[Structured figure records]
■ ■ ■
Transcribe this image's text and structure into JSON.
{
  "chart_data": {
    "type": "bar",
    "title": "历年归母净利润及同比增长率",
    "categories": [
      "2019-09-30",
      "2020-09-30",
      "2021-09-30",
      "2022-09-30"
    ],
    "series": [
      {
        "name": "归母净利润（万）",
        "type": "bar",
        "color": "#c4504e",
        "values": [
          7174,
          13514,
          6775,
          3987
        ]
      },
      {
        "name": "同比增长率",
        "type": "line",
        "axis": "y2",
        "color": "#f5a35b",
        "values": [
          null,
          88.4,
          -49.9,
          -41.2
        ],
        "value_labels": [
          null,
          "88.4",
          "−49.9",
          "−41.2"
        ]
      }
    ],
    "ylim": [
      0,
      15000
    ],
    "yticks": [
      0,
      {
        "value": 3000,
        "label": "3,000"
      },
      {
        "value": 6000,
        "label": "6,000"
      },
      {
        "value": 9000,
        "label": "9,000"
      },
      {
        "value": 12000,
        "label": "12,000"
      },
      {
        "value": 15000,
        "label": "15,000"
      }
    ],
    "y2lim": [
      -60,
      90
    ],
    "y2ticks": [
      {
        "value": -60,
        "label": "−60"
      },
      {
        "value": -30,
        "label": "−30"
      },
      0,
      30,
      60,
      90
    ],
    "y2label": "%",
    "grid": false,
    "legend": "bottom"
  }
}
■ ■ ■
> DIRECTION:
Every line above should be written out again exactly as it stands.

> SOLVED PROBLEM:
Transcribe this image's text and structure into JSON.
{
  "chart_data": {
    "type": "bar",
    "title": "历年归母净利润及同比增长率",
    "categories": [
      "2019-09-30",
      "2020-09-30",
      "2021-09-30",
      "2022-09-30"
    ],
    "series": [
      {
        "name": "归母净利润（万）",
        "type": "bar",
        "color": "#c4504e",
        "values": [
          7174,
          13514,
          6775,
          3987
        ]
      },
      {
        "name": "同比增长率",
        "type": "line",
        "axis": "y2",
        "color": "#f5a35b",
        "values": [
          null,
          88.4,
          -49.9,
          -41.2
        ],
        "value_labels": [
          null,
          "88.4",
          "−49.9",
          "−41.2"
        ]
      }
    ],
    "ylim": [
      0,
      15000
    ],
    "yticks": [
      0,
      {
        "value": 3000,
        "label": "3,000"
      },
      {
        "value": 6000,
        "label": "6,000"
      },
      {
        "value": 9000,
        "label": "9,000"
      },
      {
        "value": 12000,
        "label": "12,000"
      },
      {
        "value": 15000,
        "label": "15,000"
      }
    ],
    "y2lim": [
      -60,
      90
    ],
    "y2ticks": [
      {
        "value": -60,
        "label": "−60"
      },
      {
        "value": -30,
        "label": "−30"
      },
      0,
      30,
      60,
      90
    ],
    "y2label": "%",
    "grid": false,
    "legend": "bottom"
  }
}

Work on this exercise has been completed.